◆ Exercise task
Find the lines below that contain the string "name". Copy each one.

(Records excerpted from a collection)
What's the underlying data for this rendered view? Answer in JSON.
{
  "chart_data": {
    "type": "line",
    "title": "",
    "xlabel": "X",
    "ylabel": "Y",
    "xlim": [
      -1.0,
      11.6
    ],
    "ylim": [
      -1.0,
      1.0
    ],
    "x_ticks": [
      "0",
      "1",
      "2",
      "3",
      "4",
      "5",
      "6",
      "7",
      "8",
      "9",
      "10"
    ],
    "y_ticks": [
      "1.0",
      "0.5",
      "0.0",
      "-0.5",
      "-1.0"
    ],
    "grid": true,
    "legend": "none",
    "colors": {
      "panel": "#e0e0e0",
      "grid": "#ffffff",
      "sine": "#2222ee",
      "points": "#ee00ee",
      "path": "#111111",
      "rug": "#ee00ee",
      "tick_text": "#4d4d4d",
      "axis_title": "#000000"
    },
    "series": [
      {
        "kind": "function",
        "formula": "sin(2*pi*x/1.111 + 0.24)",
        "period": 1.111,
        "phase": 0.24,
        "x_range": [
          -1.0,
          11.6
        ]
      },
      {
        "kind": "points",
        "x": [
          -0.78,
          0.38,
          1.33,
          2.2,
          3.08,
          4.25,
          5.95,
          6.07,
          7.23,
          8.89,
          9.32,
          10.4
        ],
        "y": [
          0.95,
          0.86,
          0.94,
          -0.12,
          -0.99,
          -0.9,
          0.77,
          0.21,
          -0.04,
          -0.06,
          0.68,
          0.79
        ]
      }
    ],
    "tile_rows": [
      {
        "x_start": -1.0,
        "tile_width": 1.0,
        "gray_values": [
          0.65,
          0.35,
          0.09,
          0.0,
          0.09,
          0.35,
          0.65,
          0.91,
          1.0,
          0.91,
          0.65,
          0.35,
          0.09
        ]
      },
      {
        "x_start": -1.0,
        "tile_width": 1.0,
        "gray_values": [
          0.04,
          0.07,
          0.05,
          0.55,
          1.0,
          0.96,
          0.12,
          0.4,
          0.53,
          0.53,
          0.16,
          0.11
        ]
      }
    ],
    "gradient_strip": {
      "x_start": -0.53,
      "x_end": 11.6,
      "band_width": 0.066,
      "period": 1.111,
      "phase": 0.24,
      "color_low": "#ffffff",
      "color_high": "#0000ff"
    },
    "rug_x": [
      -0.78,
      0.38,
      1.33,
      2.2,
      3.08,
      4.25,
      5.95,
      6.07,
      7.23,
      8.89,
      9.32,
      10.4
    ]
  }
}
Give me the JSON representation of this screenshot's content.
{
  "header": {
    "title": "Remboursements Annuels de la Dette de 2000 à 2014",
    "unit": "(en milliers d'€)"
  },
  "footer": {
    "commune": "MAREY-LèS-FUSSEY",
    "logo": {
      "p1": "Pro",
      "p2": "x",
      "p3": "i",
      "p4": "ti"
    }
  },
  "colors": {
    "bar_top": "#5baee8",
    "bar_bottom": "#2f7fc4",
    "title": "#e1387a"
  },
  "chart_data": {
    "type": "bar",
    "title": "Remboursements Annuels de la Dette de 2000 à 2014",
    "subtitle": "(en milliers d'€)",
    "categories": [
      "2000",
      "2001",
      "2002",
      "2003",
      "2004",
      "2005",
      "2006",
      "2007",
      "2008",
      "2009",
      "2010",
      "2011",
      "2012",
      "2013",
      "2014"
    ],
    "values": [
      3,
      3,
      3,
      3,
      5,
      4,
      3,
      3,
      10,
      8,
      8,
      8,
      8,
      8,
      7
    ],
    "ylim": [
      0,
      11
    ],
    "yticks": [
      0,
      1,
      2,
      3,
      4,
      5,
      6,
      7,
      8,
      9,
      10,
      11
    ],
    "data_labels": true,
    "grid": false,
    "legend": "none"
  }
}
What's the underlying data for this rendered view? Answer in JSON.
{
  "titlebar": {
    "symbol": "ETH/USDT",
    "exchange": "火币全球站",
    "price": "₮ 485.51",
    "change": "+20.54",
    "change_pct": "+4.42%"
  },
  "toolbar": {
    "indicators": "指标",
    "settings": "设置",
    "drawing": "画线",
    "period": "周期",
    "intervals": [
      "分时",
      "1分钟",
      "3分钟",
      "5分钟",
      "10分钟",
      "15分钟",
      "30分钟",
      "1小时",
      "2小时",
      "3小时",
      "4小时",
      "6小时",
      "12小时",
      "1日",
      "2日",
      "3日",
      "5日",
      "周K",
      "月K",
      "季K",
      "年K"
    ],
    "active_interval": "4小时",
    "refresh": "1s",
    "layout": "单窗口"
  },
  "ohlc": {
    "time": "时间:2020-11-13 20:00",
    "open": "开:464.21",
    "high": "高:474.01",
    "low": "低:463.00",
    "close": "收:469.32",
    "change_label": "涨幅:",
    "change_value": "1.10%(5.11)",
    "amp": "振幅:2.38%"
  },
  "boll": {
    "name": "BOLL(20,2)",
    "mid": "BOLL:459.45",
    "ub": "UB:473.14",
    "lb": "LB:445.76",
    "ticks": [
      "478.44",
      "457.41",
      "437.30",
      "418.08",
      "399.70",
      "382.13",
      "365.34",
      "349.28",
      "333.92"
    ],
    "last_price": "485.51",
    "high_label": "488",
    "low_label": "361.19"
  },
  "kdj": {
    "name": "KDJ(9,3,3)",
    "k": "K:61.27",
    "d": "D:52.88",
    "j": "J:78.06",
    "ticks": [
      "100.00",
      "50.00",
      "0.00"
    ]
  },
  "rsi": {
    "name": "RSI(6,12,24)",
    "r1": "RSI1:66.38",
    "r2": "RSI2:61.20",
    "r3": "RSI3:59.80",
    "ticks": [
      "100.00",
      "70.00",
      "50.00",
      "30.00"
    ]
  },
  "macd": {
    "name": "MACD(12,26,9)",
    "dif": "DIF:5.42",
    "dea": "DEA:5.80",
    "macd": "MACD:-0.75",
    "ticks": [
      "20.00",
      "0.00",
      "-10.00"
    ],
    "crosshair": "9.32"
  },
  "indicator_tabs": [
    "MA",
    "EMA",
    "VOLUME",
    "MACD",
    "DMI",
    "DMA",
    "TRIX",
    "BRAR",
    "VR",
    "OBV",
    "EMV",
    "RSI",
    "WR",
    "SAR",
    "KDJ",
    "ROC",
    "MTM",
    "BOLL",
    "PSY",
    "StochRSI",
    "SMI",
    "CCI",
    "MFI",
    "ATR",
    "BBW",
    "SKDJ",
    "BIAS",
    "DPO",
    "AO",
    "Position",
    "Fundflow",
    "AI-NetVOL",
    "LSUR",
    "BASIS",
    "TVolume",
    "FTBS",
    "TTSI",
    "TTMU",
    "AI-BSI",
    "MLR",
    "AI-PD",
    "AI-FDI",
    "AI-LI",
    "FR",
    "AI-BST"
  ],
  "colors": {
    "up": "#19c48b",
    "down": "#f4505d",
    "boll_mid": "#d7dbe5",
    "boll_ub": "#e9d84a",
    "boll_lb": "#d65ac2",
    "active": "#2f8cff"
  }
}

◆ Full answer
    "name": "BOLL(20,2)",
    "name": "KDJ(9,3,3)",
    "name": "RSI(6,12,24)",
    "name": "MACD(12,26,9)",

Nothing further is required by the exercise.